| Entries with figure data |
####################

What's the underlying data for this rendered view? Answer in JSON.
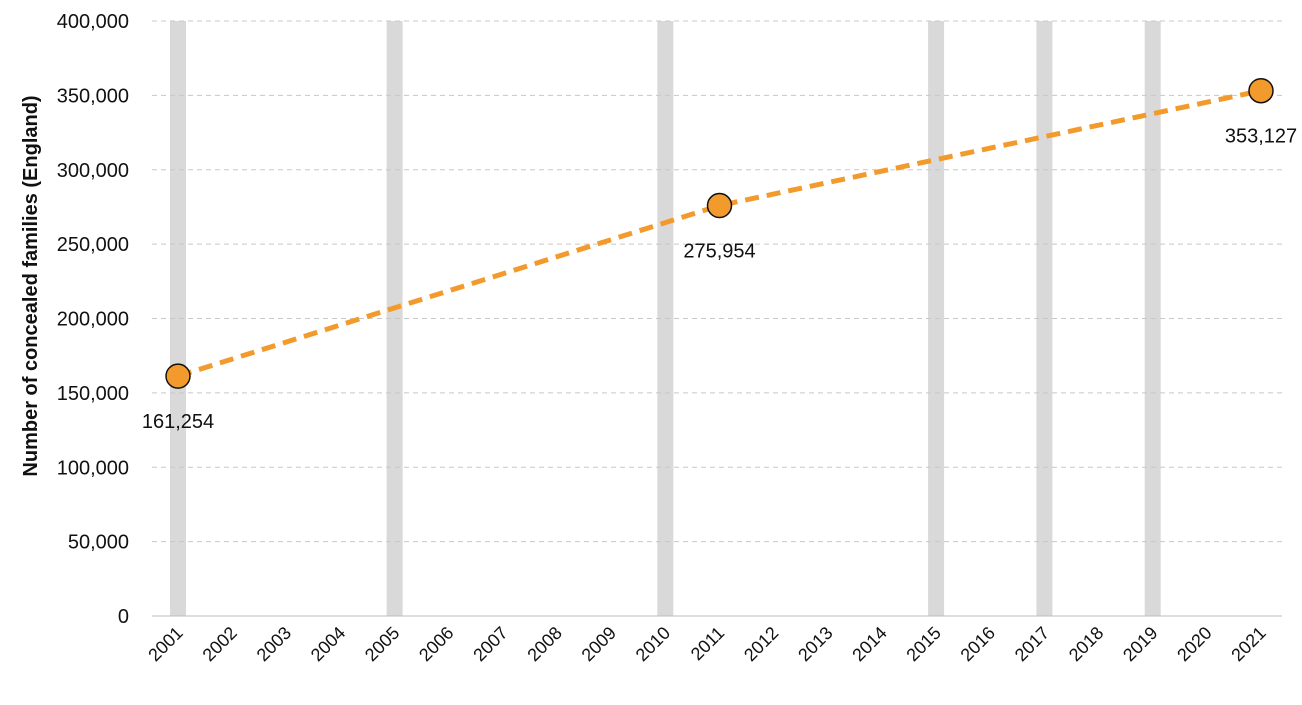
{
  "chart_data": {
    "type": "line",
    "title": "",
    "xlabel": "",
    "ylabel": "Number of concealed families (England)",
    "x": [
      "2001",
      "2002",
      "2003",
      "2004",
      "2005",
      "2006",
      "2007",
      "2008",
      "2009",
      "2010",
      "2011",
      "2012",
      "2013",
      "2014",
      "2015",
      "2016",
      "2017",
      "2018",
      "2019",
      "2020",
      "2021"
    ],
    "ylim": [
      0,
      400000
    ],
    "yticks": [
      0,
      50000,
      100000,
      150000,
      200000,
      250000,
      300000,
      350000,
      400000
    ],
    "ytick_labels": [
      "0",
      "50,000",
      "100,000",
      "150,000",
      "200,000",
      "250,000",
      "300,000",
      "350,000",
      "400,000"
    ],
    "grid": "horizontal dashed",
    "highlighted_years": [
      "2001",
      "2005",
      "2010",
      "2015",
      "2017",
      "2019"
    ],
    "series": [
      {
        "x": [
          "2001",
          "2011",
          "2021"
        ],
        "values": [
          161254,
          275954,
          353127
        ],
        "labels": [
          "161,254",
          "275,954",
          "353,127"
        ],
        "line_style": "dashed",
        "color": "#f39a2c",
        "marker_color": "#f39a2c"
      }
    ],
    "colors": {
      "line": "#f39a2c",
      "highlight_bar": "#d9d9d9",
      "grid": "#c8c8c8"
    }
  }
}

####################

| WRITTEN PROBLEM |
Work out how many lines of the data above hold the word "dashed", and write only the count.

| OUTPUT OF THE TASK |
2